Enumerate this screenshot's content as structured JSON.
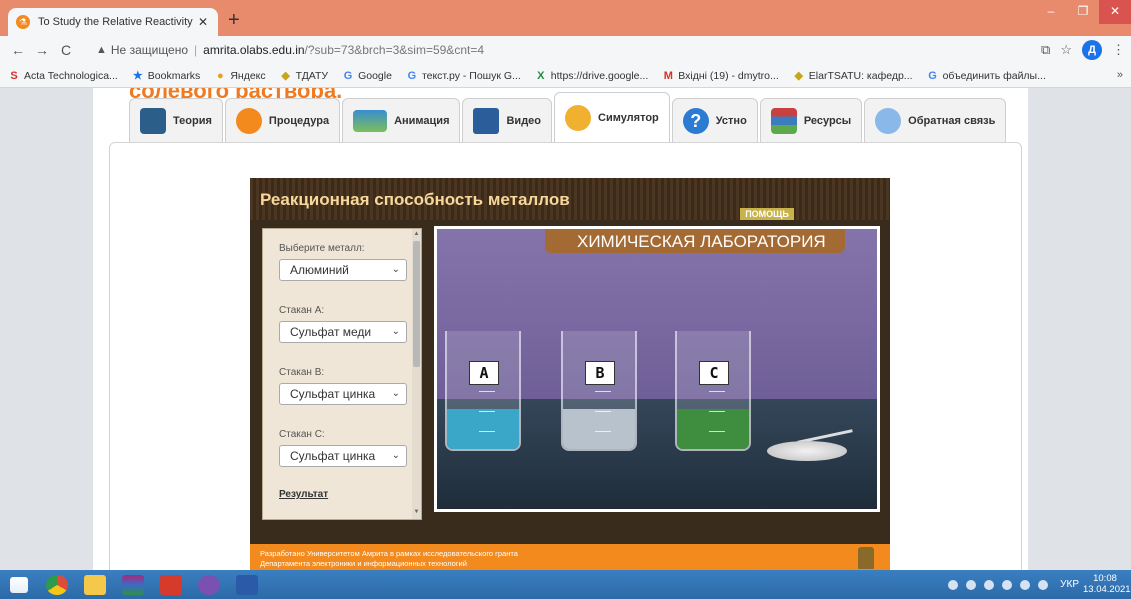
{
  "browser": {
    "tab_title": "To Study the Relative Reactivity o",
    "tab_close": "✕",
    "new_tab": "+",
    "window_controls": [
      "–",
      "❐",
      "✕"
    ],
    "nav": {
      "back": "←",
      "forward": "→",
      "reload": "C"
    },
    "address": {
      "security_icon": "▲",
      "security_label": "Не защищено",
      "separator": "|",
      "host": "amrita.olabs.edu.in",
      "path": "/?sub=73&brch=3&sim=59&cnt=4"
    },
    "right_icons": {
      "translate": "⧉",
      "star": "☆",
      "menu": "⋮"
    },
    "profile_initial": "Д",
    "bookmarks": [
      {
        "icon": "S",
        "color": "#d93025",
        "label": "Acta Technologica..."
      },
      {
        "icon": "★",
        "color": "#1a73e8",
        "label": "Bookmarks"
      },
      {
        "icon": "●",
        "color": "#e8a01a",
        "label": "Яндекс"
      },
      {
        "icon": "◆",
        "color": "#c9a51c",
        "label": "ТДАТУ"
      },
      {
        "icon": "G",
        "color": "#4285f4",
        "label": "Google"
      },
      {
        "icon": "G",
        "color": "#4285f4",
        "label": "текст.ру - Пошук G..."
      },
      {
        "icon": "X",
        "color": "#1e8e3e",
        "label": "https://drive.google..."
      },
      {
        "icon": "M",
        "color": "#d93025",
        "label": "Вхідні (19) - dmytro..."
      },
      {
        "icon": "◆",
        "color": "#c9a51c",
        "label": "ElarTSATU: кафедр..."
      },
      {
        "icon": "G",
        "color": "#4285f4",
        "label": "объединить файлы..."
      }
    ],
    "bookmarks_more": "»"
  },
  "page": {
    "scrolled_heading": "солевого раствора."
  },
  "tabs": [
    {
      "name": "tab-theory",
      "label": "Теория",
      "active": false
    },
    {
      "name": "tab-procedure",
      "label": "Процедура",
      "active": false
    },
    {
      "name": "tab-animation",
      "label": "Анимация",
      "active": false
    },
    {
      "name": "tab-video",
      "label": "Видео",
      "active": false
    },
    {
      "name": "tab-simulator",
      "label": "Симулятор",
      "active": true
    },
    {
      "name": "tab-oral",
      "label": "Устно",
      "active": false
    },
    {
      "name": "tab-resources",
      "label": "Ресурсы",
      "active": false
    },
    {
      "name": "tab-feedback",
      "label": "Обратная связь",
      "active": false
    }
  ],
  "oral_icon_glyph": "?",
  "simulator": {
    "title": "Реакционная способность металлов",
    "help": "ПОМОЩЬ",
    "controls": {
      "metal_label": "Выберите металл:",
      "metal_value": "Алюминий",
      "beaker_a_label": "Стакан A:",
      "beaker_a_value": "Сульфат меди",
      "beaker_b_label": "Стакан B:",
      "beaker_b_value": "Сульфат цинка",
      "beaker_c_label": "Стакан C:",
      "beaker_c_value": "Сульфат цинка",
      "result_link": "Результат",
      "chevron": "⌄",
      "scroll_up": "▲",
      "scroll_down": "▼"
    },
    "lab_title": "ХИМИЧЕСКАЯ ЛАБОРАТОРИЯ",
    "beakers": [
      {
        "label": "A",
        "liquid_color": "#3aa7c8"
      },
      {
        "label": "B",
        "liquid_color": "#b7c2cc"
      },
      {
        "label": "C",
        "liquid_color": "#3f8d3f"
      }
    ],
    "footer_line1": "Разработано Университетом Амрита в рамках исследовательского гранта",
    "footer_line2": "Департамента электроники и информационных технологий"
  },
  "taskbar": {
    "language": "УКР",
    "time": "10:08",
    "date": "13.04.2021"
  },
  "colors": {
    "accent_orange": "#f28a1e",
    "browser_tabbar": "#e88a6c",
    "sim_title": "#f7d89a"
  }
}
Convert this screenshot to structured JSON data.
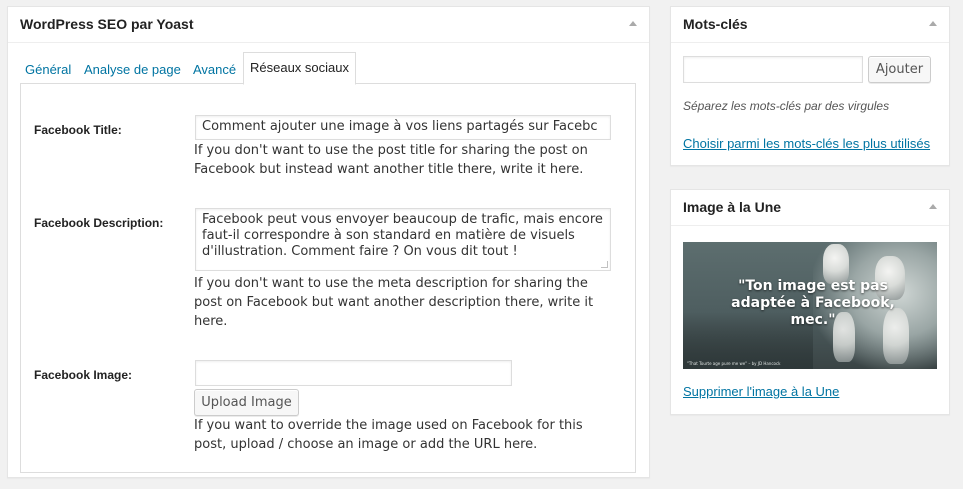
{
  "seo_box": {
    "title": "WordPress SEO par Yoast",
    "tabs": [
      {
        "label": "Général"
      },
      {
        "label": "Analyse de page"
      },
      {
        "label": "Avancé"
      },
      {
        "label": "Réseaux sociaux"
      }
    ],
    "active_tab": "Réseaux sociaux",
    "fields": {
      "facebook_title": {
        "label": "Facebook Title:",
        "value": "Comment ajouter une image à vos liens partagés sur Facebc",
        "help": "If you don't want to use the post title for sharing the post on Facebook but instead want another title there, write it here."
      },
      "facebook_description": {
        "label": "Facebook Description:",
        "value": "Facebook peut vous envoyer beaucoup de trafic, mais encore faut-il correspondre à son standard en matière de visuels d'illustration. Comment faire ? On vous dit tout !",
        "help": "If you don't want to use the meta description for sharing the post on Facebook but want another description there, write it here."
      },
      "facebook_image": {
        "label": "Facebook Image:",
        "value": "",
        "button": "Upload Image",
        "help": "If you want to override the image used on Facebook for this post, upload / choose an image or add the URL here."
      }
    }
  },
  "tags_box": {
    "title": "Mots-clés",
    "input_value": "",
    "add_button": "Ajouter",
    "note": "Séparez les mots-clés par des virgules",
    "choose_link": "Choisir parmi les mots-clés les plus utilisés"
  },
  "featured_box": {
    "title": "Image à la Une",
    "image_caption": "\"Ton image est pas adaptée à Facebook, mec.\"",
    "image_small_text": "\"That Tourte age pure me we\" – by JD Hancock",
    "remove_link": "Supprimer l'image à la Une"
  },
  "colors": {
    "link": "#0074a2",
    "background": "#f1f1f1",
    "box_border": "#e5e5e5"
  },
  "icons": {
    "collapse": "triangle-up-icon"
  }
}
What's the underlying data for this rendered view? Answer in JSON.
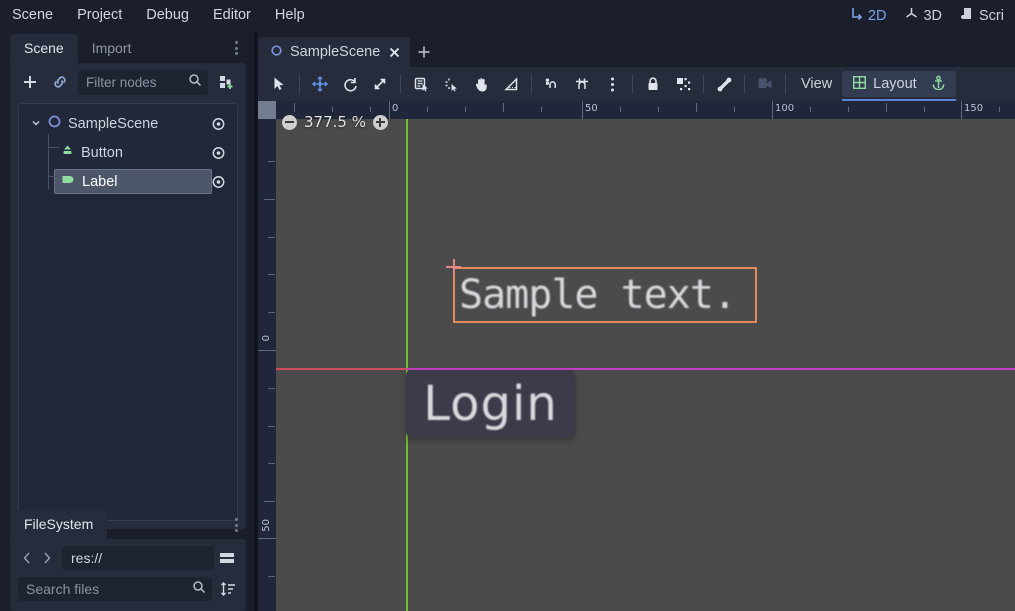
{
  "menubar": {
    "items": [
      {
        "label": "Scene"
      },
      {
        "label": "Project"
      },
      {
        "label": "Debug"
      },
      {
        "label": "Editor"
      },
      {
        "label": "Help"
      }
    ],
    "modes": [
      {
        "label": "2D",
        "icon": "axis-2d-icon",
        "active": true
      },
      {
        "label": "3D",
        "icon": "axis-3d-icon",
        "active": false
      },
      {
        "label": "Scri",
        "icon": "script-icon",
        "active": false
      }
    ]
  },
  "left_dock": {
    "tabs": [
      {
        "label": "Scene",
        "active": true
      },
      {
        "label": "Import",
        "active": false
      }
    ],
    "menu_icon": "vertical-dots-icon",
    "toolbar": {
      "add_icon": "plus-icon",
      "link_icon": "link-icon",
      "filter_placeholder": "Filter nodes",
      "search_icon": "search-icon",
      "instance_icon": "instance-child-scene-icon"
    },
    "tree": [
      {
        "label": "SampleScene",
        "icon": "node2d-icon",
        "depth": 0,
        "selected": false,
        "expanded": true,
        "visibility_icon": "eye-icon"
      },
      {
        "label": "Button",
        "icon": "button-node-icon",
        "depth": 1,
        "selected": false,
        "visibility_icon": "eye-icon"
      },
      {
        "label": "Label",
        "icon": "label-node-icon",
        "depth": 1,
        "selected": true,
        "visibility_icon": "eye-icon"
      }
    ]
  },
  "filesystem": {
    "tabs": [
      {
        "label": "FileSystem",
        "active": true
      }
    ],
    "menu_icon": "vertical-dots-icon",
    "back_icon": "chevron-left-icon",
    "forward_icon": "chevron-right-icon",
    "path": "res://",
    "split_icon": "split-view-icon",
    "search_placeholder": "Search files",
    "search_icon": "search-icon",
    "sort_icon": "sort-icon"
  },
  "editor": {
    "scene_tabs": [
      {
        "label": "SampleScene",
        "icon": "node2d-icon",
        "close_icon": "close-icon",
        "active": true
      }
    ],
    "add_tab_icon": "plus-icon",
    "canvas_toolbar": {
      "tools": [
        {
          "name": "select-mode",
          "icon": "cursor-arrow-icon",
          "active": false
        },
        {
          "name": "move-mode",
          "icon": "move-icon",
          "active": true
        },
        {
          "name": "rotate-mode",
          "icon": "rotate-icon",
          "active": false
        },
        {
          "name": "scale-mode",
          "icon": "scale-icon",
          "active": false
        },
        {
          "name": "list-select-mode",
          "icon": "list-select-icon",
          "active": false
        },
        {
          "name": "pivot-mode",
          "icon": "set-pivot-icon",
          "active": false
        },
        {
          "name": "pan-mode",
          "icon": "hand-icon",
          "active": false
        },
        {
          "name": "ruler-mode",
          "icon": "ruler-icon",
          "active": false
        },
        {
          "name": "toggle-snap",
          "icon": "snap-icon",
          "active": false
        },
        {
          "name": "smart-snap",
          "icon": "smart-snap-icon",
          "active": false
        },
        {
          "name": "snap-options",
          "icon": "vertical-dots-icon",
          "active": false
        },
        {
          "name": "lock-node",
          "icon": "lock-icon",
          "active": false
        },
        {
          "name": "group-node",
          "icon": "group-icon",
          "active": false
        },
        {
          "name": "skeleton-options",
          "icon": "bone-icon",
          "active": false
        },
        {
          "name": "preview-camera",
          "icon": "camera-icon",
          "active": false
        }
      ],
      "view_menu": "View",
      "layout_menu": "Layout",
      "layout_icon": "grid-icon",
      "anchor_icon": "anchor-icon"
    },
    "viewport": {
      "zoom_value": "377.5 %",
      "zoom_out_icon": "minus-circle-icon",
      "zoom_in_icon": "plus-circle-icon",
      "ruler_h_labels": [
        {
          "text": "0",
          "pos": 131
        },
        {
          "text": "50",
          "pos": 324
        },
        {
          "text": "100",
          "pos": 514
        },
        {
          "text": "150",
          "pos": 703
        }
      ],
      "ruler_v_labels": [
        {
          "text": "0",
          "pos": 249
        },
        {
          "text": "50",
          "pos": 437
        }
      ],
      "nodes": [
        {
          "name": "Button",
          "text": "Login",
          "selected": false
        },
        {
          "name": "Label",
          "text": "Sample text.",
          "selected": true
        }
      ],
      "colors": {
        "background": "#4b4b4b",
        "axis_y": "#6ebe2a",
        "axis_x": "#d34b5e",
        "guide_line": "#c53fc5",
        "selection": "#e08a5a",
        "pivot": "#e8848c"
      }
    }
  }
}
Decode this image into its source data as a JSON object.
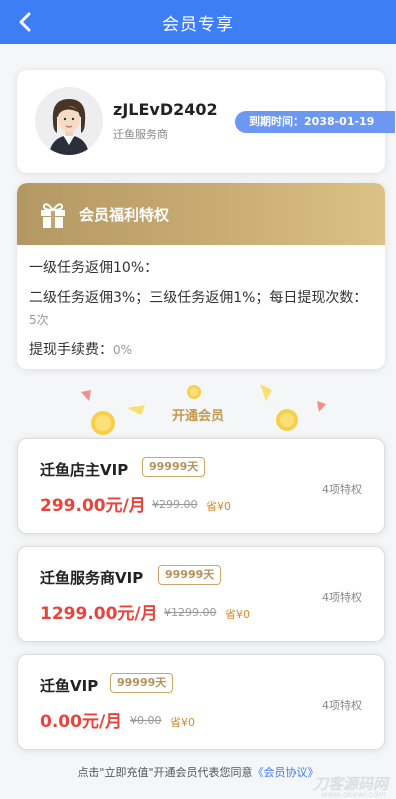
{
  "header": {
    "title": "会员专享"
  },
  "profile": {
    "username": "zJLEvD2402",
    "role": "迁鱼服务商",
    "expire_label": "到期时间：2038-01-19"
  },
  "benefits": {
    "title": "会员福利特权",
    "line1": "一级任务返佣10%：",
    "line2": "二级任务返佣3%；三级任务返佣1%；每日提现次数：",
    "line2_value": "5次",
    "line3": "提现手续费：",
    "line3_value": "0%"
  },
  "open_title": "开通会员",
  "plans": [
    {
      "name": "迁鱼店主VIP",
      "days": "99999天",
      "price": "299.00元/月",
      "original": "¥299.00",
      "save": "省¥0",
      "privileges": "4项特权"
    },
    {
      "name": "迁鱼服务商VIP",
      "days": "99999天",
      "price": "1299.00元/月",
      "original": "¥1299.00",
      "save": "省¥0",
      "privileges": "4项特权"
    },
    {
      "name": "迁鱼VIP",
      "days": "99999天",
      "price": "0.00元/月",
      "original": "¥0.00",
      "save": "省¥0",
      "privileges": "4项特权"
    }
  ],
  "footer": {
    "note": "点击\"立即充值\"开通会员代表您同意",
    "link": "《会员协议》"
  },
  "watermark": {
    "main": "刀客源码网",
    "sub": "www.dkewl.com"
  },
  "colors": {
    "primary": "#3d7ef5",
    "gold": "#c09a4e",
    "price": "#e8443c"
  }
}
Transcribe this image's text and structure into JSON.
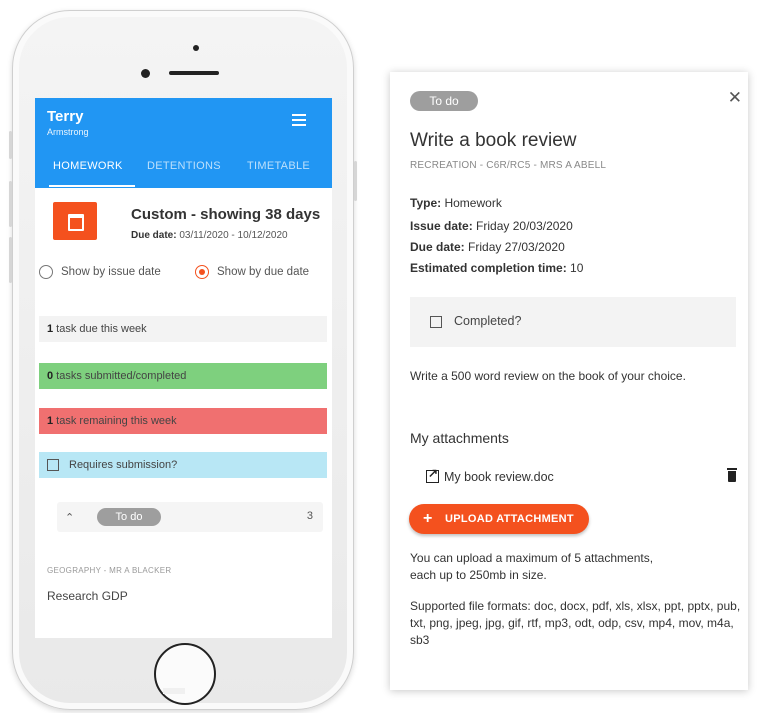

* * * * * * *

Written request
Copy each line of the listing that includes "sociaux".

Task solution
        "label": "Réseaux sociaux"
    "active_tab": "Réseaux sociaux",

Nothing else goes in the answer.